### Aufgabe
Entnimm dem Ausschnitt über Gerhard Schröder und Gazprom wortgetreu die Passage zwischen „Auf die Nominierung“ und „Schröders Umfeld bestätigt.“, beide einschließlich.

### Ausschnitt
____
Der staatliche russische Energiekonzern Gazprom wollte Gerhard Schröder in den Aufsichtsrat holen. Doch der angesichts des Kriegs in der Ukraine stark in der Kritik stehende Altkanzler verzichtet.

Gerhard Schröder
Altkanzler Gerhard Schröder steht wegen seiner Kontakte zur russischen Führung und Posten bei russischen Staatsunternehmen in der Kritik. Foto: Kay Nietfeld
Altkanzler Gerhard Schröder steht wegen seiner Kontakte zur russischen Führung und Posten bei russischen Staatsunternehmen in der Kritik.
Foto: Kay Nietfeld

Ex-Bundeskanzler Gerhard Schröder hat nach eigenen Angaben keine Absichten, einen Aufsichtsratsposten beim russischen Energieriesen Gazprom zu übernehmen.

Auf die Nominierung habe er schon vor längerer Zeit verzichtet und dies dem Unternehmen auch mitgeteilt, schrieb Schröder am Dienstagabend auf dem Online-Portal »Linkedin«. Die Authentizität des Beitrags wurde der Deutschen Presse-Agentur aus Schröders Umfeld bestätigt.

Gazprom hatte Schröder Anfang Februar - kurz vor dem russischen Angriff auf die Ukraine - für einen Posten in dem Gremium nominiert. Der ehemalige SPD-Chef hatte in einem Interview, das die »New York Times« im April veröffentlichte, offengelassen, ob er die Nominierung annehmen wird. Wegen seiner Verbindungen nach Russland stand Schröder in den vergangenen Wochen und Monaten massiv in der Kritik.
____
### Vorliegende Angaben
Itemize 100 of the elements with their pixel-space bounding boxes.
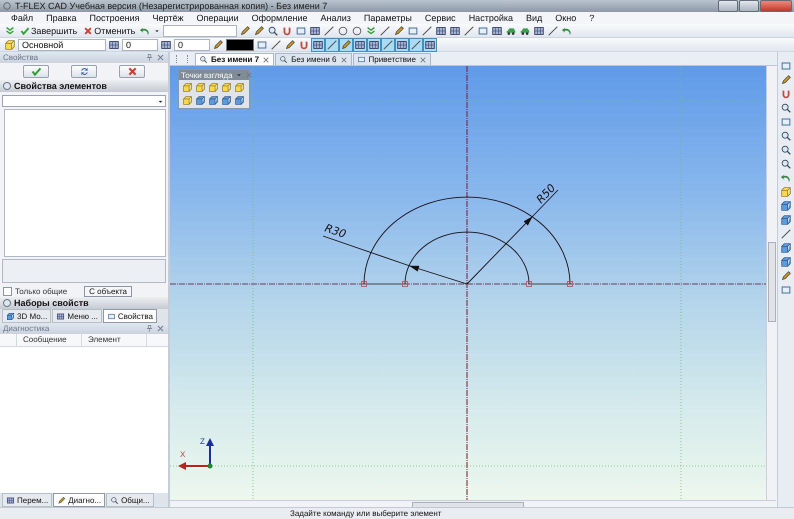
____
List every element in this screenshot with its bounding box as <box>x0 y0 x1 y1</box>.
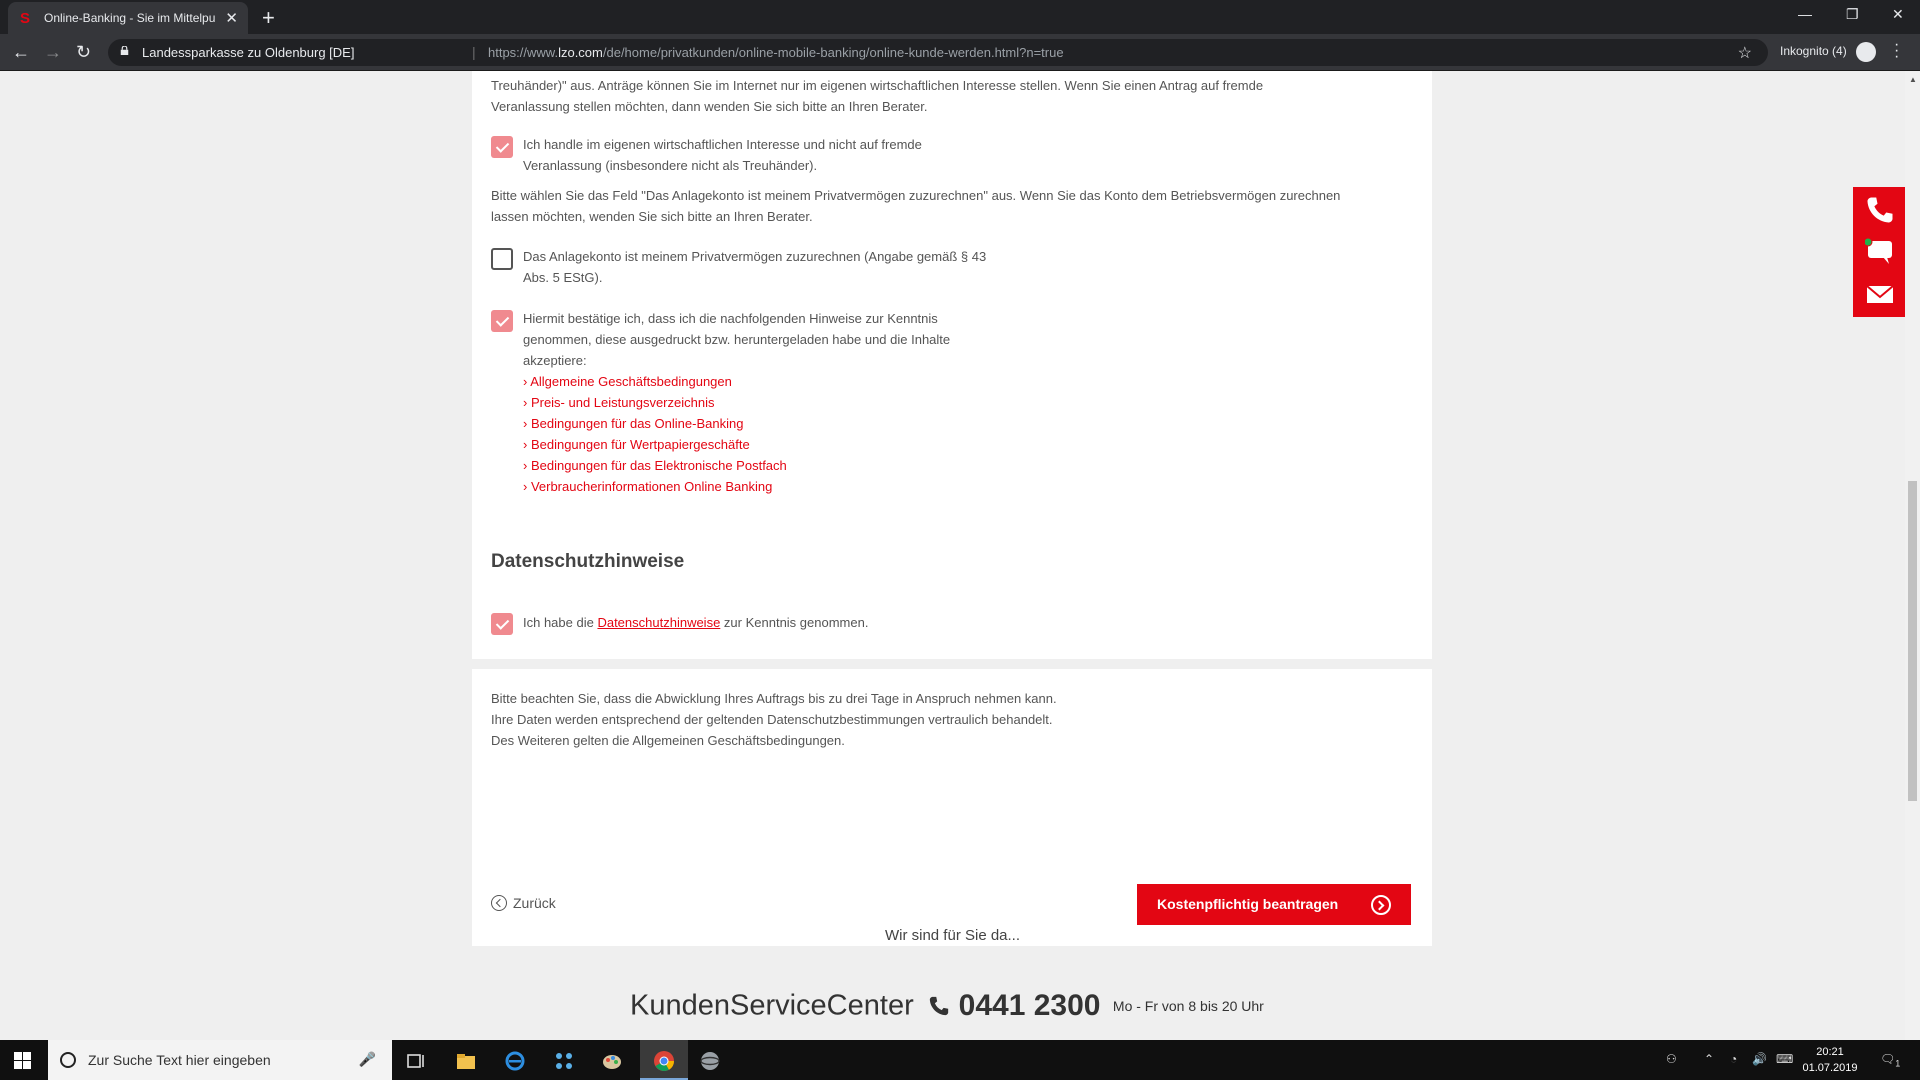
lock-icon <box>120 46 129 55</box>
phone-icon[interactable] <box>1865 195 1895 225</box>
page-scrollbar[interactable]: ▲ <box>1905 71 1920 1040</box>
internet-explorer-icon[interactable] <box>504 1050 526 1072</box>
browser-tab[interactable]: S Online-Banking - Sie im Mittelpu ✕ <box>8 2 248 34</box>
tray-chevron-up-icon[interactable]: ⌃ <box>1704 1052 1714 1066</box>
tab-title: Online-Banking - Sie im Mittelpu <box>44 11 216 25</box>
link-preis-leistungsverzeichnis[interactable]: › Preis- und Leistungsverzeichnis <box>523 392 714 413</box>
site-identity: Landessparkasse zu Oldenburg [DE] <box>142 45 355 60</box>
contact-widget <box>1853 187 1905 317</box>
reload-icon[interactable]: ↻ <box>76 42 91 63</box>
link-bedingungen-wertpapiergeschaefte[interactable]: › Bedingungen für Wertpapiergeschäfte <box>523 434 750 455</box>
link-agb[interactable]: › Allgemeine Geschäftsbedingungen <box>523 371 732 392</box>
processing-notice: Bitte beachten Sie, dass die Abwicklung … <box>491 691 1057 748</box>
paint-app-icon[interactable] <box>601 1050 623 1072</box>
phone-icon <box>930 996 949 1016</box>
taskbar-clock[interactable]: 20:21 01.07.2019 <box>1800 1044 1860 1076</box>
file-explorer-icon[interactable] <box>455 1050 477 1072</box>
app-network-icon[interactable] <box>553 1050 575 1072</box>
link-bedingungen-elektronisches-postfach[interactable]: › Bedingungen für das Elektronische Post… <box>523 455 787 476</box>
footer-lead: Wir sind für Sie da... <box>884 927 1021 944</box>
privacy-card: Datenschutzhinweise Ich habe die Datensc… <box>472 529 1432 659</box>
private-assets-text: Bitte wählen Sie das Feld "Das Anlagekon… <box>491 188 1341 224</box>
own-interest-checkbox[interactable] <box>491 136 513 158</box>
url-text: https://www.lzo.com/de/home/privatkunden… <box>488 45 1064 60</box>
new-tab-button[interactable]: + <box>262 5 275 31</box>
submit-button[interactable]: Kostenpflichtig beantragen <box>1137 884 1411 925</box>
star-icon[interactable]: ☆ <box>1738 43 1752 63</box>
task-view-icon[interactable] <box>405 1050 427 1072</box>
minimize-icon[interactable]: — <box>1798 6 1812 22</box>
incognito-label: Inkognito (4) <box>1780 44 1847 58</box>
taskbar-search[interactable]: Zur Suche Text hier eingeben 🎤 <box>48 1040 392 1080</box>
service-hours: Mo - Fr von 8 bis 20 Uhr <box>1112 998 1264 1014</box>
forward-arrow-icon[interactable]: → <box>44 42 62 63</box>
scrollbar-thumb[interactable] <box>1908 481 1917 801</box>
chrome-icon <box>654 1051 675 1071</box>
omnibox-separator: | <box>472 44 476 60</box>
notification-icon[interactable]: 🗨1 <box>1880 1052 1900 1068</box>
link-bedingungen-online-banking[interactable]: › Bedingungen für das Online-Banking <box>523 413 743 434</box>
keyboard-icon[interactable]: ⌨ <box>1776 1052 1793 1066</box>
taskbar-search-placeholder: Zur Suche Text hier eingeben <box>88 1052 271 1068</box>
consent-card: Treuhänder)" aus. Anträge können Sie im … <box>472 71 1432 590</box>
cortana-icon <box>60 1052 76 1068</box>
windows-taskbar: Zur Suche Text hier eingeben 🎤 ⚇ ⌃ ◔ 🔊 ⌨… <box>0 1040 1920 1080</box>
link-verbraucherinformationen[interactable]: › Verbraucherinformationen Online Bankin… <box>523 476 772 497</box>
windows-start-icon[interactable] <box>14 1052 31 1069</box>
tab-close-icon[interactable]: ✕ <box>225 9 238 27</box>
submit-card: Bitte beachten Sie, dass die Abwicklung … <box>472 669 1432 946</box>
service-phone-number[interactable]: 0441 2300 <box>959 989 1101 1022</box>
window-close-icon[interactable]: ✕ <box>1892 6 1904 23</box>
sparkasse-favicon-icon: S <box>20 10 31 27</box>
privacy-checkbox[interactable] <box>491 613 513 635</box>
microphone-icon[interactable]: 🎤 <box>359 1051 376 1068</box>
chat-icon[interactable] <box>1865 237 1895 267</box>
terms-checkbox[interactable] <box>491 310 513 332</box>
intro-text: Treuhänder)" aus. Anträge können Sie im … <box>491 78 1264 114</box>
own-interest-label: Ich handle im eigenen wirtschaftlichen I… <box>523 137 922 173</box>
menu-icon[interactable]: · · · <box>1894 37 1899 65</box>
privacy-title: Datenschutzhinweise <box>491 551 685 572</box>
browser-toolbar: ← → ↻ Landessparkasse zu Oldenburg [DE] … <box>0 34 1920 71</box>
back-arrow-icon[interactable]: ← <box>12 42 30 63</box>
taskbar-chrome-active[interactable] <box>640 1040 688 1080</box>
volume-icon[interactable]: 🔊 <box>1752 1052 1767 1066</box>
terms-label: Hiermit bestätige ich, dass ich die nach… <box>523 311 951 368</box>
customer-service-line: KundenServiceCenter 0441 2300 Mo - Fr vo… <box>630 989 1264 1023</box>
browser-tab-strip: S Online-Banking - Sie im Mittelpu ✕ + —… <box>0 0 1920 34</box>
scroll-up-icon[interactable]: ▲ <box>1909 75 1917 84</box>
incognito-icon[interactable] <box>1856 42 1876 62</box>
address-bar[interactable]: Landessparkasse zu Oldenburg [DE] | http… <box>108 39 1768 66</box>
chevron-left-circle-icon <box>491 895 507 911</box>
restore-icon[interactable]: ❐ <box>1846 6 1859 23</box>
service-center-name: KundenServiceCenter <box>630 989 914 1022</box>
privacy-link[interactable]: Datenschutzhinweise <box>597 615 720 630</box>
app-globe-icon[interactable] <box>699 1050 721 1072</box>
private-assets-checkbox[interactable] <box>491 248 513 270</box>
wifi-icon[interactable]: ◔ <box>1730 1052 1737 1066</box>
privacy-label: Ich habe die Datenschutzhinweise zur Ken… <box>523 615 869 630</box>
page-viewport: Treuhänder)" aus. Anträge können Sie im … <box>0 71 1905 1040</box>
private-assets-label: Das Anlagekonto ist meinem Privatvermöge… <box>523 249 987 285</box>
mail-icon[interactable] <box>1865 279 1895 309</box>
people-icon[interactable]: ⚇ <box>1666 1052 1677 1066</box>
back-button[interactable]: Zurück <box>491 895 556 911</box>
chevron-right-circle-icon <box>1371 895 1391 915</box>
____
### Antwort
Auf die Nominierung habe er schon vor längerer Zeit verzichtet und dies dem Unternehmen auch mitgeteilt, schrieb Schröder am Dienstagabend auf dem Online-Portal »Linkedin«. Die Authentizität des Beitrags wurde der Deutschen Presse-Agentur aus Schröders Umfeld bestätigt.